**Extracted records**
^^^^^^^^^^^^^^^^
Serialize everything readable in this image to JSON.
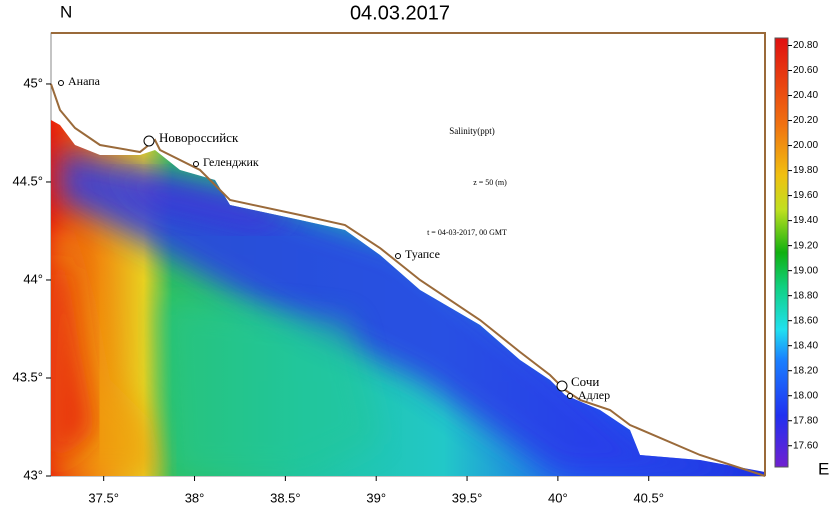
{
  "chart_data": {
    "type": "heatmap",
    "title": "04.03.2017",
    "y_label": "N",
    "x_label": "E",
    "annotations": [
      "Salinity(ppt)",
      "z = 50 (m)",
      "t = 04-03-2017, 00 GMT"
    ],
    "cities": [
      "Анапа",
      "Новороссийск",
      "Геленджик",
      "Туапсе",
      "Сочи",
      "Адлер"
    ],
    "xlim": [
      37.21,
      41.14
    ],
    "ylim": [
      43,
      45.26
    ],
    "xticks": [
      {
        "value": 37.5,
        "label": "37.5°"
      },
      {
        "value": 38,
        "label": "38°"
      },
      {
        "value": 38.5,
        "label": "38.5°"
      },
      {
        "value": 39,
        "label": "39°"
      },
      {
        "value": 39.5,
        "label": "39.5°"
      },
      {
        "value": 40,
        "label": "40°"
      },
      {
        "value": 40.5,
        "label": "40.5°"
      }
    ],
    "yticks": [
      {
        "value": 43,
        "label": "43°"
      },
      {
        "value": 43.5,
        "label": "43.5°"
      },
      {
        "value": 44,
        "label": "44°"
      },
      {
        "value": 44.5,
        "label": "44.5°"
      },
      {
        "value": 45,
        "label": "45°"
      }
    ],
    "clim": [
      17.43,
      20.86
    ],
    "cticks": [
      {
        "value": 17.6,
        "label": "17.60"
      },
      {
        "value": 17.8,
        "label": "17.80"
      },
      {
        "value": 18,
        "label": "18.00"
      },
      {
        "value": 18.2,
        "label": "18.20"
      },
      {
        "value": 18.4,
        "label": "18.40"
      },
      {
        "value": 18.6,
        "label": "18.60"
      },
      {
        "value": 18.8,
        "label": "18.80"
      },
      {
        "value": 19,
        "label": "19.00"
      },
      {
        "value": 19.2,
        "label": "19.20"
      },
      {
        "value": 19.4,
        "label": "19.40"
      },
      {
        "value": 19.6,
        "label": "19.60"
      },
      {
        "value": 19.8,
        "label": "19.80"
      },
      {
        "value": 20,
        "label": "20.00"
      },
      {
        "value": 20.2,
        "label": "20.20"
      },
      {
        "value": 20.4,
        "label": "20.40"
      },
      {
        "value": 20.6,
        "label": "20.60"
      },
      {
        "value": 20.8,
        "label": "20.80"
      }
    ]
  }
}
^^^^^^^^^^^^^^^^
Take the records above and transcribe them exactly, dropping every picture.

Serialize everything readable in this image to JSON.
{
  "chart_data": {
    "type": "heatmap",
    "title": "04.03.2017",
    "y_label": "N",
    "x_label": "E",
    "annotations": [
      "Salinity(ppt)",
      "z = 50 (m)",
      "t = 04-03-2017, 00 GMT"
    ],
    "cities": [
      "Анапа",
      "Новороссийск",
      "Геленджик",
      "Туапсе",
      "Сочи",
      "Адлер"
    ],
    "xlim": [
      37.21,
      41.14
    ],
    "ylim": [
      43,
      45.26
    ],
    "xticks": [
      {
        "value": 37.5,
        "label": "37.5°"
      },
      {
        "value": 38,
        "label": "38°"
      },
      {
        "value": 38.5,
        "label": "38.5°"
      },
      {
        "value": 39,
        "label": "39°"
      },
      {
        "value": 39.5,
        "label": "39.5°"
      },
      {
        "value": 40,
        "label": "40°"
      },
      {
        "value": 40.5,
        "label": "40.5°"
      }
    ],
    "yticks": [
      {
        "value": 43,
        "label": "43°"
      },
      {
        "value": 43.5,
        "label": "43.5°"
      },
      {
        "value": 44,
        "label": "44°"
      },
      {
        "value": 44.5,
        "label": "44.5°"
      },
      {
        "value": 45,
        "label": "45°"
      }
    ],
    "clim": [
      17.43,
      20.86
    ],
    "cticks": [
      {
        "value": 17.6,
        "label": "17.60"
      },
      {
        "value": 17.8,
        "label": "17.80"
      },
      {
        "value": 18,
        "label": "18.00"
      },
      {
        "value": 18.2,
        "label": "18.20"
      },
      {
        "value": 18.4,
        "label": "18.40"
      },
      {
        "value": 18.6,
        "label": "18.60"
      },
      {
        "value": 18.8,
        "label": "18.80"
      },
      {
        "value": 19,
        "label": "19.00"
      },
      {
        "value": 19.2,
        "label": "19.20"
      },
      {
        "value": 19.4,
        "label": "19.40"
      },
      {
        "value": 19.6,
        "label": "19.60"
      },
      {
        "value": 19.8,
        "label": "19.80"
      },
      {
        "value": 20,
        "label": "20.00"
      },
      {
        "value": 20.2,
        "label": "20.20"
      },
      {
        "value": 20.4,
        "label": "20.40"
      },
      {
        "value": 20.6,
        "label": "20.60"
      },
      {
        "value": 20.8,
        "label": "20.80"
      }
    ]
  }
}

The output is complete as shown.